Locate every line in the data below that contains the string "time", and copy each of those lines.

··· Recorded data ···

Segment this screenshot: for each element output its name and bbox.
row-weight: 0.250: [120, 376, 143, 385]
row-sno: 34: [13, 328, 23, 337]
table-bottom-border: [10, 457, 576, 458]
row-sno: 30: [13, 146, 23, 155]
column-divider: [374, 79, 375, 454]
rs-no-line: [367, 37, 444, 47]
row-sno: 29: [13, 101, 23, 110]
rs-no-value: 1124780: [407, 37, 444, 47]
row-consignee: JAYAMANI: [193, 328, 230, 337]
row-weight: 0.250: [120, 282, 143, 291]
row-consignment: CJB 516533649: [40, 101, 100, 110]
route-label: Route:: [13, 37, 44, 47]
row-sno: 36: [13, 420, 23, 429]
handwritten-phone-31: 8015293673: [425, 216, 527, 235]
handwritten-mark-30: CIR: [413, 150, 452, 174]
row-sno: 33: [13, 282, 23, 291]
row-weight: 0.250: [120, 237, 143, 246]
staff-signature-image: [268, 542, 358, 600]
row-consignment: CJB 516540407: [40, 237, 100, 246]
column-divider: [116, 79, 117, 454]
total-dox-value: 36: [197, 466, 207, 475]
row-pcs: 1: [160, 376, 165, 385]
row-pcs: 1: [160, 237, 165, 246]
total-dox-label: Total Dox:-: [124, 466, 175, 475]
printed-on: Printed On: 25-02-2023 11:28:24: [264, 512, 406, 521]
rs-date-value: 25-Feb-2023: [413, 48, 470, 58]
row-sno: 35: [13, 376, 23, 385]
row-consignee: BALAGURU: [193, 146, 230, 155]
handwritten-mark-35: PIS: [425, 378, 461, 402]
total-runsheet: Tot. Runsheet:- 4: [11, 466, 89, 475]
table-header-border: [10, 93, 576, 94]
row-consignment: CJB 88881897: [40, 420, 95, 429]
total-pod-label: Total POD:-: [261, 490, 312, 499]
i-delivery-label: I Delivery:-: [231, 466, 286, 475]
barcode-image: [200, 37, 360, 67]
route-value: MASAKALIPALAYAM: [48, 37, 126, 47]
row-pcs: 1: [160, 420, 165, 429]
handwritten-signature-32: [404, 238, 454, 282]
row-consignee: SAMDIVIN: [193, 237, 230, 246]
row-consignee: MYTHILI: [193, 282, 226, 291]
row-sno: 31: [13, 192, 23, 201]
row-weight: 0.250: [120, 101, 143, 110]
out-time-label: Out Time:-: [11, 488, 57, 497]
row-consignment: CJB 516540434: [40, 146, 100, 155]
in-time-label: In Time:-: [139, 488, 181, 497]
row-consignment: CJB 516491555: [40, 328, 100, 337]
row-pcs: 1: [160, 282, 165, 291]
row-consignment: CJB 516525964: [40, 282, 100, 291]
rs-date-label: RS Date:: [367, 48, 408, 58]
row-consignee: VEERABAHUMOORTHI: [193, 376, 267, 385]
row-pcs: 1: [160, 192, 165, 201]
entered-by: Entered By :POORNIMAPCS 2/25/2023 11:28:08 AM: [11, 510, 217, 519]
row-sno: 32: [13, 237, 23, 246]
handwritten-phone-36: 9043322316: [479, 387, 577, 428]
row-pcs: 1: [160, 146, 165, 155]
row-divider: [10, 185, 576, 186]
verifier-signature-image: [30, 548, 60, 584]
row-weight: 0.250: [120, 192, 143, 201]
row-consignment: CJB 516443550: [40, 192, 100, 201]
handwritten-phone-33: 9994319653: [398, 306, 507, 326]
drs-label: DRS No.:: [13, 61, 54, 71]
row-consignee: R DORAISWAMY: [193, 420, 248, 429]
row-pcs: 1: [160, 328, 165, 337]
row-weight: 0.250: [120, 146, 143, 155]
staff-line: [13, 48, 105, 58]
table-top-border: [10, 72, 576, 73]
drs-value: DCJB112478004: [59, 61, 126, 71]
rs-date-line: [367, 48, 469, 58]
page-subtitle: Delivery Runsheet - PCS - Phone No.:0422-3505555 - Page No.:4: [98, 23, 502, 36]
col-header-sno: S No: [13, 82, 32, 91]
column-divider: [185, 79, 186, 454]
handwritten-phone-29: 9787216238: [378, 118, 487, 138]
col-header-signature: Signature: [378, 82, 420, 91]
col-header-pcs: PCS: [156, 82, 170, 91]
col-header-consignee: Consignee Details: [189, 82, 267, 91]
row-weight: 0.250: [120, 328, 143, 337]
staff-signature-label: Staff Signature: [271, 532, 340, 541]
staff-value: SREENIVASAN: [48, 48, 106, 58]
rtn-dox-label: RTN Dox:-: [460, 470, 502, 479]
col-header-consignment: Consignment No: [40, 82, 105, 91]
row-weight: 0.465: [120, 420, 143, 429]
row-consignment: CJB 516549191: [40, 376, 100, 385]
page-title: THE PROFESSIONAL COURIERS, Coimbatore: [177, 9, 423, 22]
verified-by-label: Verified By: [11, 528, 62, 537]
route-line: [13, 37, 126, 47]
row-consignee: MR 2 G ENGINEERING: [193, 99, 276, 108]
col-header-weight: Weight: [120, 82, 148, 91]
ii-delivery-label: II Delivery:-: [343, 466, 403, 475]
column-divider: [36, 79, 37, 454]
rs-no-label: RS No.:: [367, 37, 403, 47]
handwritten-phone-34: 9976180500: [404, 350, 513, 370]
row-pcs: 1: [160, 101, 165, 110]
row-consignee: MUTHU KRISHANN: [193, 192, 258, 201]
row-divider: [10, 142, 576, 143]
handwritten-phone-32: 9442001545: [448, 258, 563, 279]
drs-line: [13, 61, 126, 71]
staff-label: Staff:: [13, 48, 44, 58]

···

> [Solution]:
out-time-label: Out Time:-: [11, 488, 57, 497]
in-time-label: In Time:-: [139, 488, 181, 497]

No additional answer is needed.